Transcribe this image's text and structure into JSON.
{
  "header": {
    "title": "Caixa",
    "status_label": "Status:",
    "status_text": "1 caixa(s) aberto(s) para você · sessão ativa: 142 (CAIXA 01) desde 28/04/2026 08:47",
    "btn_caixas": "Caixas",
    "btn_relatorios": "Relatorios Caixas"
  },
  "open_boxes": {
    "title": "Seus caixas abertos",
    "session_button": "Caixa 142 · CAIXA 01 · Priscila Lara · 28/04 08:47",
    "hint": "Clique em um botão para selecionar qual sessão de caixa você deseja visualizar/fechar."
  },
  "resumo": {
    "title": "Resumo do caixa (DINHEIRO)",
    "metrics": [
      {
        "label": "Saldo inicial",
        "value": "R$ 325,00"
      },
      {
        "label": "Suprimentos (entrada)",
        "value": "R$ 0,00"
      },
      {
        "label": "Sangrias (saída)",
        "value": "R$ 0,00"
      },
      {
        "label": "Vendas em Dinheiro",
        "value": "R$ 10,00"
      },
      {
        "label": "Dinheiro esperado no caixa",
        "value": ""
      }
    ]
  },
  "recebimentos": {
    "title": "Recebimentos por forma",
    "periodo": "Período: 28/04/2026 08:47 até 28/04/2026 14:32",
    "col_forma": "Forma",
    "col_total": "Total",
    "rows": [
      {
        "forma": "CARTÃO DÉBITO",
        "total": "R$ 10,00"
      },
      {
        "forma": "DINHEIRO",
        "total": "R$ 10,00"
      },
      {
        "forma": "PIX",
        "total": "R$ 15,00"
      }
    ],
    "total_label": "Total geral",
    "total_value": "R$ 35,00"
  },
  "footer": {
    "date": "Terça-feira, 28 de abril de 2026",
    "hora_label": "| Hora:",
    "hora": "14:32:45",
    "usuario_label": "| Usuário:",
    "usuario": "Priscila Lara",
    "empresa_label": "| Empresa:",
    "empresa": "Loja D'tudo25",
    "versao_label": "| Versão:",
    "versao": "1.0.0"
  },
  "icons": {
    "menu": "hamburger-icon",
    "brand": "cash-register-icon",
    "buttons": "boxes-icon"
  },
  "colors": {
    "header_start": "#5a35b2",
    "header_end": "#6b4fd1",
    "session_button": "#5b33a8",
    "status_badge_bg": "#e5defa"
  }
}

• • •

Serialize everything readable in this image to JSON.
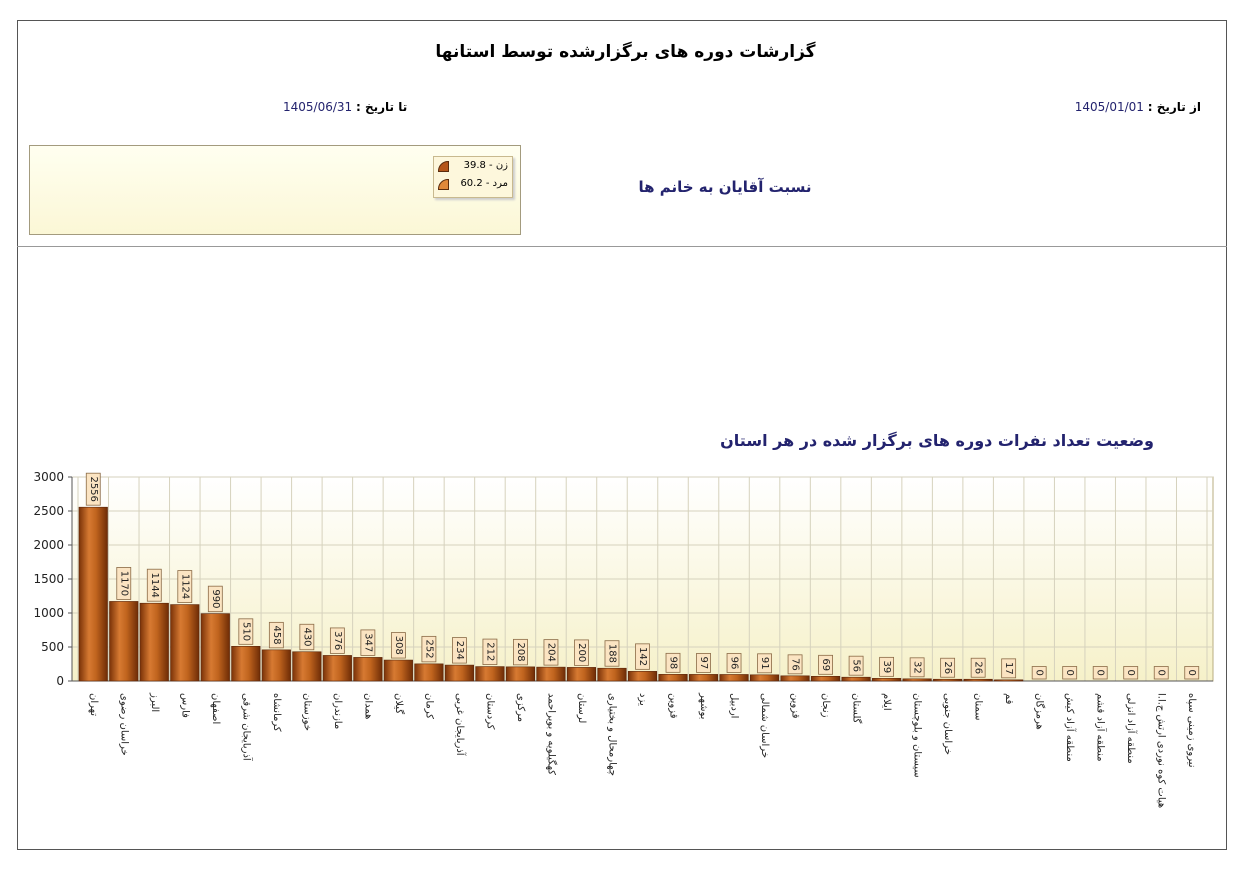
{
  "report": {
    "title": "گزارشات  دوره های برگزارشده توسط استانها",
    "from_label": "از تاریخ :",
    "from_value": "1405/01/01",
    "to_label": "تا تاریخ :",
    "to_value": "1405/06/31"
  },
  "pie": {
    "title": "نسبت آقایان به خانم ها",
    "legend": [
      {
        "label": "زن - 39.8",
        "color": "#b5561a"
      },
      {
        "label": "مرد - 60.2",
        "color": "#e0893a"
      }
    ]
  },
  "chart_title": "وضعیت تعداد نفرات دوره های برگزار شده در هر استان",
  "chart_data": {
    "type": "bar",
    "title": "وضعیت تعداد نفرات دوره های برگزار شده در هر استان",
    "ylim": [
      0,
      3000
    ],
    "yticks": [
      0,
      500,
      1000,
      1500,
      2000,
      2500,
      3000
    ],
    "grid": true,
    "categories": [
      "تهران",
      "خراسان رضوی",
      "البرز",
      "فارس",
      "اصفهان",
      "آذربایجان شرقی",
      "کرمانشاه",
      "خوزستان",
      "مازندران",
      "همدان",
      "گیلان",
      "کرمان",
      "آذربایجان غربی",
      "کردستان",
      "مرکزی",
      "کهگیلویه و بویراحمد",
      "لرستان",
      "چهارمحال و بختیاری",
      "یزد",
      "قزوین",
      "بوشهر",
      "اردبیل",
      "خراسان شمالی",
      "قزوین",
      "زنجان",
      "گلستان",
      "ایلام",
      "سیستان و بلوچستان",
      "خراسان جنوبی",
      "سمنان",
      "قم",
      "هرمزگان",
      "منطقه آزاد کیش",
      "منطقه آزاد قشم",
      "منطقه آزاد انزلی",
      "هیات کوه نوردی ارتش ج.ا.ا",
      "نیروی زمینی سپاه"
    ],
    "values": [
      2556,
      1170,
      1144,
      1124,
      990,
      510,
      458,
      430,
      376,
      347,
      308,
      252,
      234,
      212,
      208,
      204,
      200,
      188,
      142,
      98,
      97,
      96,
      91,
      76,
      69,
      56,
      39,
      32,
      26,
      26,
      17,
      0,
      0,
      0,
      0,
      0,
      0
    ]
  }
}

• • •

### AIM
Copy out each line of the material that holds the word "تاریخ".

### OUTPUT OF THE TASK
    "from_label": "از تاریخ :",
    "to_label": "تا تاریخ :",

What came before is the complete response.